◆ Task: Your answer is a single number: the count of lines that contain the string "subtitle".

Data records
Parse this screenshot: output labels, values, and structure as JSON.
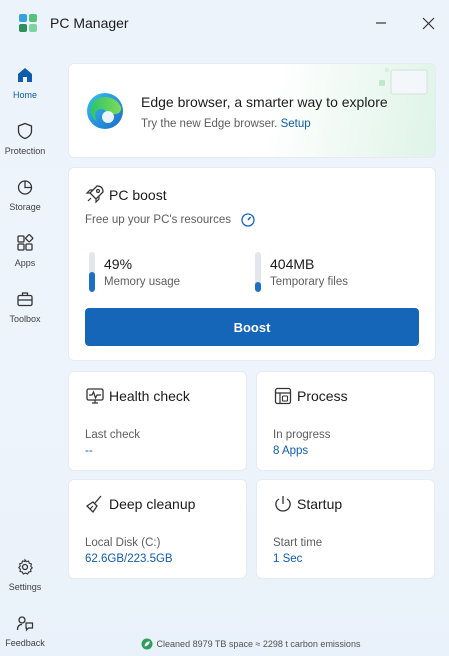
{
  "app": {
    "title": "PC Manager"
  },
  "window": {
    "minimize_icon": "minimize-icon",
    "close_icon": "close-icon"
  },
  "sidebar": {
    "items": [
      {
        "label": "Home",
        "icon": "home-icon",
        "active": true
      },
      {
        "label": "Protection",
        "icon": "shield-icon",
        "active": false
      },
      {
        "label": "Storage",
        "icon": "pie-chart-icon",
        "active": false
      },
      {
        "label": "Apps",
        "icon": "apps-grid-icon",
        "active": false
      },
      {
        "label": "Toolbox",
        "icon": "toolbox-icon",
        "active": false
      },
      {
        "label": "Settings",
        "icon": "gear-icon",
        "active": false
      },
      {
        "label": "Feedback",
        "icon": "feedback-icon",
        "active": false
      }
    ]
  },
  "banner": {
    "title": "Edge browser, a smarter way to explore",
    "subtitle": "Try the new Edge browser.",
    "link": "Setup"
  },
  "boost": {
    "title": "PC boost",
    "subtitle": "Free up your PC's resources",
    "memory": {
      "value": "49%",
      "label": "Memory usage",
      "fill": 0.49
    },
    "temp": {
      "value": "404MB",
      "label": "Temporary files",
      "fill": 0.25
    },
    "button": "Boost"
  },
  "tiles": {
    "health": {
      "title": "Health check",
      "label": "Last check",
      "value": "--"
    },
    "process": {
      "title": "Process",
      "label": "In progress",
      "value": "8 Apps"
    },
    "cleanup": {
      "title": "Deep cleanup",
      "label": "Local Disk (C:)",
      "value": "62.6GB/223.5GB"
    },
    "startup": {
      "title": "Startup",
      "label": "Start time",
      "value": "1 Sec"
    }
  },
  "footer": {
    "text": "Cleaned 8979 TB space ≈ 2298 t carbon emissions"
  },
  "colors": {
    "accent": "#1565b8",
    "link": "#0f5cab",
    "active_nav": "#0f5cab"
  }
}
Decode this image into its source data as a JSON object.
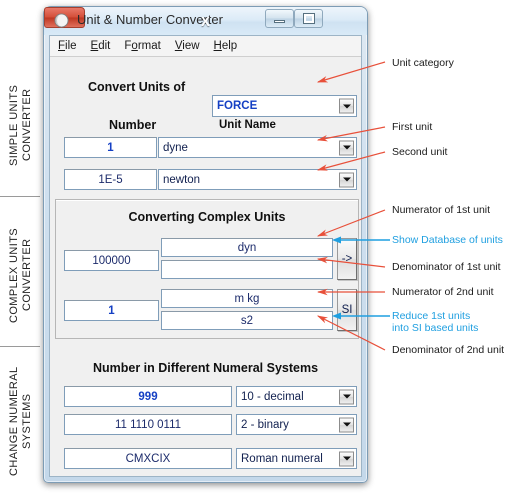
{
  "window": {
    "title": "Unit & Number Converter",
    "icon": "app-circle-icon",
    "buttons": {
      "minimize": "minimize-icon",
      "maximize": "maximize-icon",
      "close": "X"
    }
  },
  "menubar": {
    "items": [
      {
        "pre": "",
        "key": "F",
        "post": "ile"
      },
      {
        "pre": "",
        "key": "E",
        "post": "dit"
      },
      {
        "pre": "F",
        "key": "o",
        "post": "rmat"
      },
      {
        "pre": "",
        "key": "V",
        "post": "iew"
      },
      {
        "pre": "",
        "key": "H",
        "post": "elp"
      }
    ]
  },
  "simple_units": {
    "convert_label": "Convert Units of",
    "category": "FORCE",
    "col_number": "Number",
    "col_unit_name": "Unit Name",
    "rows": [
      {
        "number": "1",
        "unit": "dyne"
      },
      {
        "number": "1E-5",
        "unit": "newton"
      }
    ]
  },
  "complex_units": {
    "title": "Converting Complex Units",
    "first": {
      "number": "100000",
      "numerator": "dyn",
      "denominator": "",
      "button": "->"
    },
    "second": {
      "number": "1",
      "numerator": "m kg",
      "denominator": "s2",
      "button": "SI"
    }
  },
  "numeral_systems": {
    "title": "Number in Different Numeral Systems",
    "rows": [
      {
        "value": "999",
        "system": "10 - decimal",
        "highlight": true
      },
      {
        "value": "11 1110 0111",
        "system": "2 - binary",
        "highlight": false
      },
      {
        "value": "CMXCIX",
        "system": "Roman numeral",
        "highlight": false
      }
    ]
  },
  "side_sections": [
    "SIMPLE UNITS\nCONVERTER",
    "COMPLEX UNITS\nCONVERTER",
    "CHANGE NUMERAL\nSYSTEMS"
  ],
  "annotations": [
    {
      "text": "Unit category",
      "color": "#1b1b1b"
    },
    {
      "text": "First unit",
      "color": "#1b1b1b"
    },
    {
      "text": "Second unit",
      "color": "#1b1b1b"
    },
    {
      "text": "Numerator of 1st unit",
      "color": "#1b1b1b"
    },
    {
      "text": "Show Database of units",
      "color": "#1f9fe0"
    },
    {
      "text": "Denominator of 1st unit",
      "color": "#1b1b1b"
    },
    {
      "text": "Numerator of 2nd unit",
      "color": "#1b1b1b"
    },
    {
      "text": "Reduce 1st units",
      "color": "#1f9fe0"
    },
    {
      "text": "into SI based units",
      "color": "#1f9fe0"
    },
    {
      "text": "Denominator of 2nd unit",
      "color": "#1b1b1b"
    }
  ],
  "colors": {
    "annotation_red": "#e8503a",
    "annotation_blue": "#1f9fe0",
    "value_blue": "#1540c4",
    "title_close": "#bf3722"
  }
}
* * *
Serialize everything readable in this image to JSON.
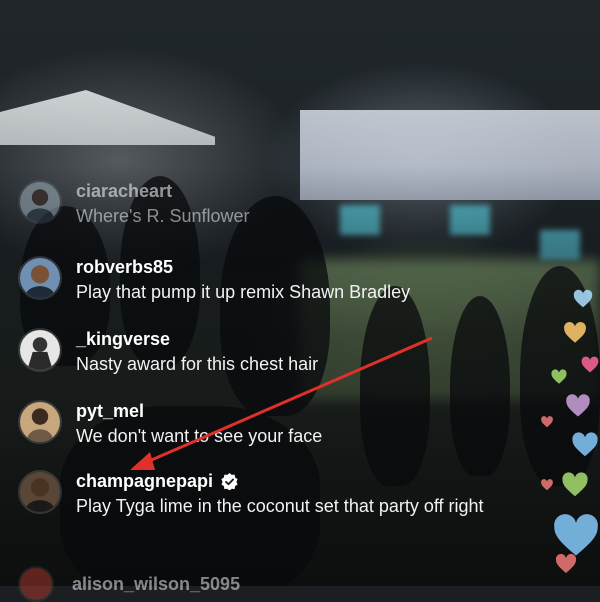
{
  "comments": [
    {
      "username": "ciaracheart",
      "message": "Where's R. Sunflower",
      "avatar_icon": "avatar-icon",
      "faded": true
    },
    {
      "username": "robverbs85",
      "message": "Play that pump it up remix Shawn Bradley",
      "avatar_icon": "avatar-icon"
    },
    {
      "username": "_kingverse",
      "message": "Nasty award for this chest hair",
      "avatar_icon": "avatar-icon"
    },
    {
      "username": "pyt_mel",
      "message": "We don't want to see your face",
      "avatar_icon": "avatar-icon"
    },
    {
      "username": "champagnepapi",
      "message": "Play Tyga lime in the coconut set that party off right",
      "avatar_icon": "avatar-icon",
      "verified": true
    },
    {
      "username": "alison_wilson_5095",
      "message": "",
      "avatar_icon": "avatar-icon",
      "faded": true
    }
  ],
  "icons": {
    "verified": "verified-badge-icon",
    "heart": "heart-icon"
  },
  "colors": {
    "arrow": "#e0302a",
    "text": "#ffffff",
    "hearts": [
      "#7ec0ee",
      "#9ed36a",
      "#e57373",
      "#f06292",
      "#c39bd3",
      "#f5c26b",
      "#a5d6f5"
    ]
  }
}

◆ Solution to the exercise: 2